*PROMPT:*
Transcribe the records below exactly as they appear.

*GIVEN INFORMATION:*
-.-.-

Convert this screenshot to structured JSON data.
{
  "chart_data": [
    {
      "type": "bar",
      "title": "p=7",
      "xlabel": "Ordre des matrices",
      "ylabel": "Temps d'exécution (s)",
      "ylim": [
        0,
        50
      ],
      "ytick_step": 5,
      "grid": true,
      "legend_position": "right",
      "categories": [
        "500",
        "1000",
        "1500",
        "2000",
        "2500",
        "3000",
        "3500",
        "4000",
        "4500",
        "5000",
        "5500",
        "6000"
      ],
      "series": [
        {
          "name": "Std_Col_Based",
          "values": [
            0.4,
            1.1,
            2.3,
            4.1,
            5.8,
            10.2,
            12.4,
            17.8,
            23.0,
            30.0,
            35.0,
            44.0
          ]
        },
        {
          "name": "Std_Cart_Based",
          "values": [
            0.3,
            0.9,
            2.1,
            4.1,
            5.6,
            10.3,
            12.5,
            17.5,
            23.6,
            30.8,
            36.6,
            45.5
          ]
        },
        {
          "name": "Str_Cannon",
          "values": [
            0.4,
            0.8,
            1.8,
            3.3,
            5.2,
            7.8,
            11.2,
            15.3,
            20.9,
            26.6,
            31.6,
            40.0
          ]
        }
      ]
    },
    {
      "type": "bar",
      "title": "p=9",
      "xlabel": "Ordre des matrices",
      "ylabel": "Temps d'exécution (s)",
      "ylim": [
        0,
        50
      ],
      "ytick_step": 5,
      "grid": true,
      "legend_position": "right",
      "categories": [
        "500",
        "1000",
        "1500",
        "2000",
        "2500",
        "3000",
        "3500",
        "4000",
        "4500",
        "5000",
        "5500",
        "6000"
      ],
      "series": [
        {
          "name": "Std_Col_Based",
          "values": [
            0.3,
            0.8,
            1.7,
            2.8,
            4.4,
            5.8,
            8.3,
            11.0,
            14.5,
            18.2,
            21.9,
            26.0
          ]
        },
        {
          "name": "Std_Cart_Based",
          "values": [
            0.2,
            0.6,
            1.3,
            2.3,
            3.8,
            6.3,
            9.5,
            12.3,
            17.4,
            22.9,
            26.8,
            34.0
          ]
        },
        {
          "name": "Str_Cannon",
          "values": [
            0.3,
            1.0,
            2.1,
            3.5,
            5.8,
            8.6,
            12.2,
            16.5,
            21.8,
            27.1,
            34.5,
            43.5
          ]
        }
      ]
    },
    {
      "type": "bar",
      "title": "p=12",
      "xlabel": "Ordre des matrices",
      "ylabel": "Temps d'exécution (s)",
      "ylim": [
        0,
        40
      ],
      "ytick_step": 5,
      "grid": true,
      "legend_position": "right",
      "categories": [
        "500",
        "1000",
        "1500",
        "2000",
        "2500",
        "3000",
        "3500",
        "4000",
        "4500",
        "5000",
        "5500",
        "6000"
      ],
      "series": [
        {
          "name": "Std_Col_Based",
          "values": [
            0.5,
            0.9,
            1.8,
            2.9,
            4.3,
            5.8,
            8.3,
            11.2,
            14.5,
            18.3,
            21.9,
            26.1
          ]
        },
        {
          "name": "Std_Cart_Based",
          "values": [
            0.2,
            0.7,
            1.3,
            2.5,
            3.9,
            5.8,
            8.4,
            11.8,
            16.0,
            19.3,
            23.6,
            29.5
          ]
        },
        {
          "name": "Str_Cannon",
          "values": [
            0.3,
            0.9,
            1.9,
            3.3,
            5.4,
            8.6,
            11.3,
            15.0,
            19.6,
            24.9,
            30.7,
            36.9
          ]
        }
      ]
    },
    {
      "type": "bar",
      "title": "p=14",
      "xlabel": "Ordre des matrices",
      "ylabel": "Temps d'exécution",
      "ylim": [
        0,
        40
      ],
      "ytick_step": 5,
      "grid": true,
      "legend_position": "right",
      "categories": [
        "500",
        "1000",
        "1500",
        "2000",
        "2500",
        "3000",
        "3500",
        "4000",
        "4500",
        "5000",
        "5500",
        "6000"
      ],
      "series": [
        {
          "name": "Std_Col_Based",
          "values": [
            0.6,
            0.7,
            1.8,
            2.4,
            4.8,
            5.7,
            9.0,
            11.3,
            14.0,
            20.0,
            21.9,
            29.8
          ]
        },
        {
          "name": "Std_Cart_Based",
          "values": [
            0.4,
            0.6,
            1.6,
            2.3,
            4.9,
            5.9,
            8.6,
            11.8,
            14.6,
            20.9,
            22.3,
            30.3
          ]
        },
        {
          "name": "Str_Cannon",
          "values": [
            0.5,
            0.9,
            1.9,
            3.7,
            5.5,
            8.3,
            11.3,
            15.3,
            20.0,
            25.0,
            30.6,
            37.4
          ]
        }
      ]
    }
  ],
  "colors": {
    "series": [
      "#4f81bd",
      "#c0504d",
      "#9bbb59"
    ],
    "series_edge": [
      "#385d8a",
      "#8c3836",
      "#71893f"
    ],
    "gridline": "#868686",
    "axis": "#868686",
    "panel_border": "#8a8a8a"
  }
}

-.-.-

*SOLUTION:*
Convert this screenshot to structured JSON data.
{
  "chart_data": [
    {
      "type": "bar",
      "title": "p=7",
      "xlabel": "Ordre des matrices",
      "ylabel": "Temps d'exécution (s)",
      "ylim": [
        0,
        50
      ],
      "ytick_step": 5,
      "grid": true,
      "legend_position": "right",
      "categories": [
        "500",
        "1000",
        "1500",
        "2000",
        "2500",
        "3000",
        "3500",
        "4000",
        "4500",
        "5000",
        "5500",
        "6000"
      ],
      "series": [
        {
          "name": "Std_Col_Based",
          "values": [
            0.4,
            1.1,
            2.3,
            4.1,
            5.8,
            10.2,
            12.4,
            17.8,
            23.0,
            30.0,
            35.0,
            44.0
          ]
        },
        {
          "name": "Std_Cart_Based",
          "values": [
            0.3,
            0.9,
            2.1,
            4.1,
            5.6,
            10.3,
            12.5,
            17.5,
            23.6,
            30.8,
            36.6,
            45.5
          ]
        },
        {
          "name": "Str_Cannon",
          "values": [
            0.4,
            0.8,
            1.8,
            3.3,
            5.2,
            7.8,
            11.2,
            15.3,
            20.9,
            26.6,
            31.6,
            40.0
          ]
        }
      ]
    },
    {
      "type": "bar",
      "title": "p=9",
      "xlabel": "Ordre des matrices",
      "ylabel": "Temps d'exécution (s)",
      "ylim": [
        0,
        50
      ],
      "ytick_step": 5,
      "grid": true,
      "legend_position": "right",
      "categories": [
        "500",
        "1000",
        "1500",
        "2000",
        "2500",
        "3000",
        "3500",
        "4000",
        "4500",
        "5000",
        "5500",
        "6000"
      ],
      "series": [
        {
          "name": "Std_Col_Based",
          "values": [
            0.3,
            0.8,
            1.7,
            2.8,
            4.4,
            5.8,
            8.3,
            11.0,
            14.5,
            18.2,
            21.9,
            26.0
          ]
        },
        {
          "name": "Std_Cart_Based",
          "values": [
            0.2,
            0.6,
            1.3,
            2.3,
            3.8,
            6.3,
            9.5,
            12.3,
            17.4,
            22.9,
            26.8,
            34.0
          ]
        },
        {
          "name": "Str_Cannon",
          "values": [
            0.3,
            1.0,
            2.1,
            3.5,
            5.8,
            8.6,
            12.2,
            16.5,
            21.8,
            27.1,
            34.5,
            43.5
          ]
        }
      ]
    },
    {
      "type": "bar",
      "title": "p=12",
      "xlabel": "Ordre des matrices",
      "ylabel": "Temps d'exécution (s)",
      "ylim": [
        0,
        40
      ],
      "ytick_step": 5,
      "grid": true,
      "legend_position": "right",
      "categories": [
        "500",
        "1000",
        "1500",
        "2000",
        "2500",
        "3000",
        "3500",
        "4000",
        "4500",
        "5000",
        "5500",
        "6000"
      ],
      "series": [
        {
          "name": "Std_Col_Based",
          "values": [
            0.5,
            0.9,
            1.8,
            2.9,
            4.3,
            5.8,
            8.3,
            11.2,
            14.5,
            18.3,
            21.9,
            26.1
          ]
        },
        {
          "name": "Std_Cart_Based",
          "values": [
            0.2,
            0.7,
            1.3,
            2.5,
            3.9,
            5.8,
            8.4,
            11.8,
            16.0,
            19.3,
            23.6,
            29.5
          ]
        },
        {
          "name": "Str_Cannon",
          "values": [
            0.3,
            0.9,
            1.9,
            3.3,
            5.4,
            8.6,
            11.3,
            15.0,
            19.6,
            24.9,
            30.7,
            36.9
          ]
        }
      ]
    },
    {
      "type": "bar",
      "title": "p=14",
      "xlabel": "Ordre des matrices",
      "ylabel": "Temps d'exécution",
      "ylim": [
        0,
        40
      ],
      "ytick_step": 5,
      "grid": true,
      "legend_position": "right",
      "categories": [
        "500",
        "1000",
        "1500",
        "2000",
        "2500",
        "3000",
        "3500",
        "4000",
        "4500",
        "5000",
        "5500",
        "6000"
      ],
      "series": [
        {
          "name": "Std_Col_Based",
          "values": [
            0.6,
            0.7,
            1.8,
            2.4,
            4.8,
            5.7,
            9.0,
            11.3,
            14.0,
            20.0,
            21.9,
            29.8
          ]
        },
        {
          "name": "Std_Cart_Based",
          "values": [
            0.4,
            0.6,
            1.6,
            2.3,
            4.9,
            5.9,
            8.6,
            11.8,
            14.6,
            20.9,
            22.3,
            30.3
          ]
        },
        {
          "name": "Str_Cannon",
          "values": [
            0.5,
            0.9,
            1.9,
            3.7,
            5.5,
            8.3,
            11.3,
            15.3,
            20.0,
            25.0,
            30.6,
            37.4
          ]
        }
      ]
    }
  ],
  "colors": {
    "series": [
      "#4f81bd",
      "#c0504d",
      "#9bbb59"
    ],
    "series_edge": [
      "#385d8a",
      "#8c3836",
      "#71893f"
    ],
    "gridline": "#868686",
    "axis": "#868686",
    "panel_border": "#8a8a8a"
  }
}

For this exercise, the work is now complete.